:: MATERIAL PROVIDED ::

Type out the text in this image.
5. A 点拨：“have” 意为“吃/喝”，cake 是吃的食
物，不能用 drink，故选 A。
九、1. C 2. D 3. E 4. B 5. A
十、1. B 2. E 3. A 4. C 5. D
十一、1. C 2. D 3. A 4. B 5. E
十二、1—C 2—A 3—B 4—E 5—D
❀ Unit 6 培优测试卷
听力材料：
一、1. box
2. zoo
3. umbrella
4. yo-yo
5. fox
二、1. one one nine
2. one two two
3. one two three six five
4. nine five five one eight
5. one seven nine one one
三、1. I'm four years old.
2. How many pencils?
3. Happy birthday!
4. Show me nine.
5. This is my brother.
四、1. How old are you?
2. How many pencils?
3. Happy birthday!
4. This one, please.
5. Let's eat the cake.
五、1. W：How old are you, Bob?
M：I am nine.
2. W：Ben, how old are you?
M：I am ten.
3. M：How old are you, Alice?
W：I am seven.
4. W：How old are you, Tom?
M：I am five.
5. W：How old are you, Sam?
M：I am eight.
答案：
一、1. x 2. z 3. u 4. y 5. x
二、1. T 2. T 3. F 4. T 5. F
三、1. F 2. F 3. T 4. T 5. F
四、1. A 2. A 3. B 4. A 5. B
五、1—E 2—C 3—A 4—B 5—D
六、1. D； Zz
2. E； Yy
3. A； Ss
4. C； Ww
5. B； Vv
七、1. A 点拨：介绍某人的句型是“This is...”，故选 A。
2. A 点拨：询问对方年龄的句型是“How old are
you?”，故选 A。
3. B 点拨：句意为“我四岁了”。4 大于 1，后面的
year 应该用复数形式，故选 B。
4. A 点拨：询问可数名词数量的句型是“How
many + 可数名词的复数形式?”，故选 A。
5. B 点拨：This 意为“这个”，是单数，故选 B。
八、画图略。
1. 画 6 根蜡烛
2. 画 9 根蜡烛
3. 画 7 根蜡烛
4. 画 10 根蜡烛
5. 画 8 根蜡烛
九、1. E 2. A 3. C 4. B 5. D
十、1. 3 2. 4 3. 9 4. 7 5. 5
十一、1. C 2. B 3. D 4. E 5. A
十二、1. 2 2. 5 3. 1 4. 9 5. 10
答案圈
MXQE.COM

:::

## SHORT PROBLEM
Recopy the whole listing exactly.

## SOLUTION TO THE PROBLEM
Type out the text in this image.
5. A 点拨：“have” 意为“吃/喝”，cake 是吃的食
物，不能用 drink，故选 A。
九、1. C 2. D 3. E 4. B 5. A
十、1. B 2. E 3. A 4. C 5. D
十一、1. C 2. D 3. A 4. B 5. E
十二、1—C 2—A 3—B 4—E 5—D
❀ Unit 6 培优测试卷
听力材料：
一、1. box
2. zoo
3. umbrella
4. yo-yo
5. fox
二、1. one one nine
2. one two two
3. one two three six five
4. nine five five one eight
5. one seven nine one one
三、1. I'm four years old.
2. How many pencils?
3. Happy birthday!
4. Show me nine.
5. This is my brother.
四、1. How old are you?
2. How many pencils?
3. Happy birthday!
4. This one, please.
5. Let's eat the cake.
五、1. W：How old are you, Bob?
M：I am nine.
2. W：Ben, how old are you?
M：I am ten.
3. M：How old are you, Alice?
W：I am seven.
4. W：How old are you, Tom?
M：I am five.
5. W：How old are you, Sam?
M：I am eight.
答案：
一、1. x 2. z 3. u 4. y 5. x
二、1. T 2. T 3. F 4. T 5. F
三、1. F 2. F 3. T 4. T 5. F
四、1. A 2. A 3. B 4. A 5. B
五、1—E 2—C 3—A 4—B 5—D
六、1. D； Zz
2. E； Yy
3. A； Ss
4. C； Ww
5. B； Vv
七、1. A 点拨：介绍某人的句型是“This is...”，故选 A。
2. A 点拨：询问对方年龄的句型是“How old are
you?”，故选 A。
3. B 点拨：句意为“我四岁了”。4 大于 1，后面的
year 应该用复数形式，故选 B。
4. A 点拨：询问可数名词数量的句型是“How
many + 可数名词的复数形式?”，故选 A。
5. B 点拨：This 意为“这个”，是单数，故选 B。
八、画图略。
1. 画 6 根蜡烛
2. 画 9 根蜡烛
3. 画 7 根蜡烛
4. 画 10 根蜡烛
5. 画 8 根蜡烛
九、1. E 2. A 3. C 4. B 5. D
十、1. 3 2. 4 3. 9 4. 7 5. 5
十一、1. C 2. B 3. D 4. E 5. A
十二、1. 2 2. 5 3. 1 4. 9 5. 10
答案圈
MXQE.COM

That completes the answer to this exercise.